- Data shown
━━━━━━━━━━━━━━━━

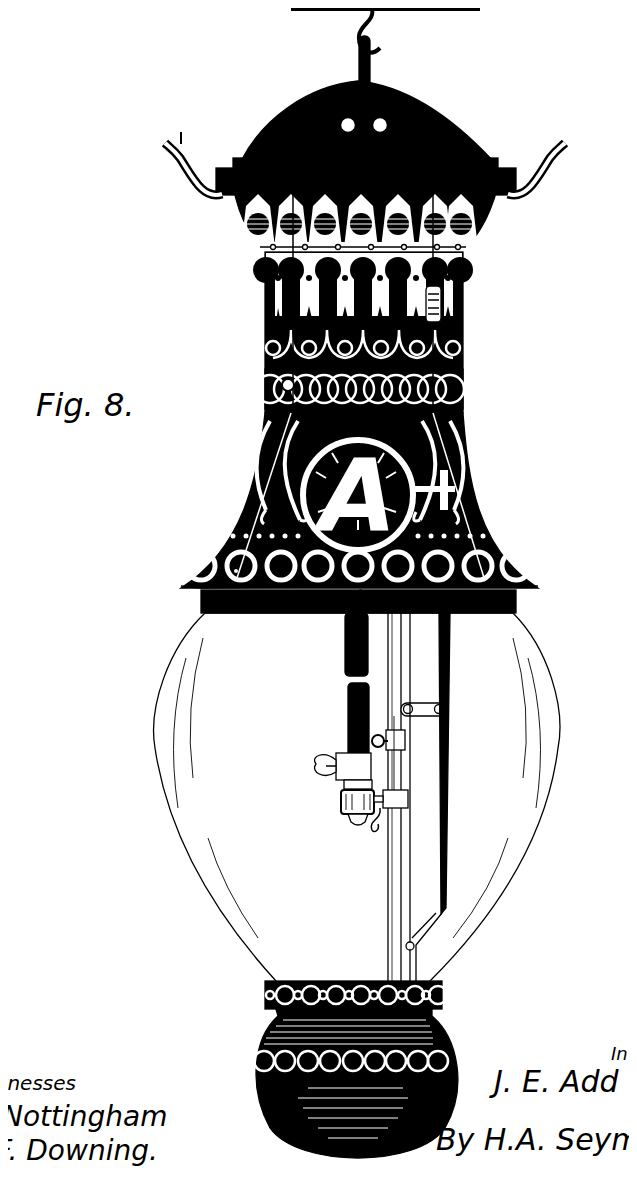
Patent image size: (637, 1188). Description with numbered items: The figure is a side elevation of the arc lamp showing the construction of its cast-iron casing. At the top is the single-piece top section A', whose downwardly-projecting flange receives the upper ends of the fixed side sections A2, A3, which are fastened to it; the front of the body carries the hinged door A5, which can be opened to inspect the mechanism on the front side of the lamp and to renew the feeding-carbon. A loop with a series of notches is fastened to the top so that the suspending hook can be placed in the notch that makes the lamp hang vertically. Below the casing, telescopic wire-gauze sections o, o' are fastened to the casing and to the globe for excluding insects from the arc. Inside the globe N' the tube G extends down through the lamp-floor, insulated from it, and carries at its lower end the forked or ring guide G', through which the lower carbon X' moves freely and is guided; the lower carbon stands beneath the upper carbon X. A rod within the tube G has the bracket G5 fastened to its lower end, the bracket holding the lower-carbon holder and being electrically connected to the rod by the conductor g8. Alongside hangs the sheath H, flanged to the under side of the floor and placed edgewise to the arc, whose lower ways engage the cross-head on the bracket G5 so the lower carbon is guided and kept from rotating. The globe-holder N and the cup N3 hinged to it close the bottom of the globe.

━━━━━━━━━━━━━━━━

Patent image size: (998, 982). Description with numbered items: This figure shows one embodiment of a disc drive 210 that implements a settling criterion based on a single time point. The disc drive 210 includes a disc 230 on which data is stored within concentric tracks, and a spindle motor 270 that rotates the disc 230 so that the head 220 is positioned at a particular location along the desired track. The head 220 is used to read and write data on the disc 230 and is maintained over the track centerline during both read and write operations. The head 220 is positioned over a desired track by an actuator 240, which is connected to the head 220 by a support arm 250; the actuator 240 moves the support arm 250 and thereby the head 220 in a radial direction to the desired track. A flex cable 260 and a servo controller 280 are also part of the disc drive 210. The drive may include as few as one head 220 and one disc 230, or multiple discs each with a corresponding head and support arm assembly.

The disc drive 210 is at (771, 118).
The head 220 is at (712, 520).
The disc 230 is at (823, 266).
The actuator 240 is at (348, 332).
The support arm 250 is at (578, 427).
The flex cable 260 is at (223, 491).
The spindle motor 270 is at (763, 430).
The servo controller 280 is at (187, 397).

━━━━━━━━━━━━━━━━

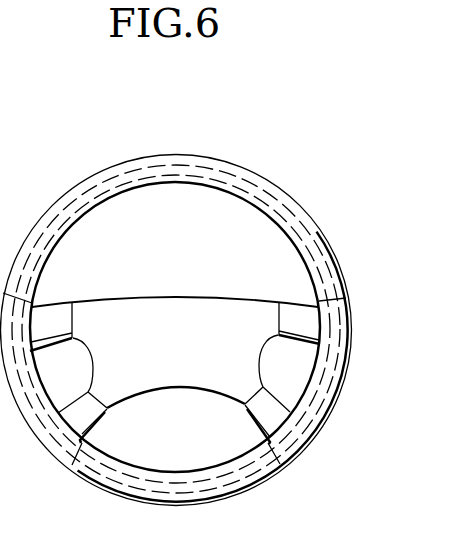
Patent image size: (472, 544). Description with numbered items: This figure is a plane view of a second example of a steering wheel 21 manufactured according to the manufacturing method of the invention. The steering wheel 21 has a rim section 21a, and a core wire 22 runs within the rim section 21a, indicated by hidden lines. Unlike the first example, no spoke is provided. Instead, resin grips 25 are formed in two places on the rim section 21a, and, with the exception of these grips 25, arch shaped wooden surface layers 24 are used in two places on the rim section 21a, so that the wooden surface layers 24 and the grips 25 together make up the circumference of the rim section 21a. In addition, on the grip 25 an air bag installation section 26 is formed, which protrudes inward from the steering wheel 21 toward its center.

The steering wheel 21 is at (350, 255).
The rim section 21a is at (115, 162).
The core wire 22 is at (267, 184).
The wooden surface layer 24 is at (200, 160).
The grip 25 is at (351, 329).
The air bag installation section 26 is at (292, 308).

━━━━━━━━━━━━━━━━

- Work to be completed
Reproduce the records verbatim, beginning at the line that contains "Patent image size: (472, 544)." and stopping after the line that contains "The air bag".

- Solution to this task
Patent image size: (472, 544). Description with numbered items: This figure is a plane view of a second example of a steering wheel 21 manufactured according to the manufacturing method of the invention. The steering wheel 21 has a rim section 21a, and a core wire 22 runs within the rim section 21a, indicated by hidden lines. Unlike the first example, no spoke is provided. Instead, resin grips 25 are formed in two places on the rim section 21a, and, with the exception of these grips 25, arch shaped wooden surface layers 24 are used in two places on the rim section 21a, so that the wooden surface layers 24 and the grips 25 together make up the circumference of the rim section 21a. In addition, on the grip 25 an air bag installation section 26 is formed, which protrudes inward from the steering wheel 21 toward its center.

The steering wheel 21 is at (350, 255).
The rim section 21a is at (115, 162).
The core wire 22 is at (267, 184).
The wooden surface layer 24 is at (200, 160).
The grip 25 is at (351, 329).
The air bag installation section 26 is at (292, 308).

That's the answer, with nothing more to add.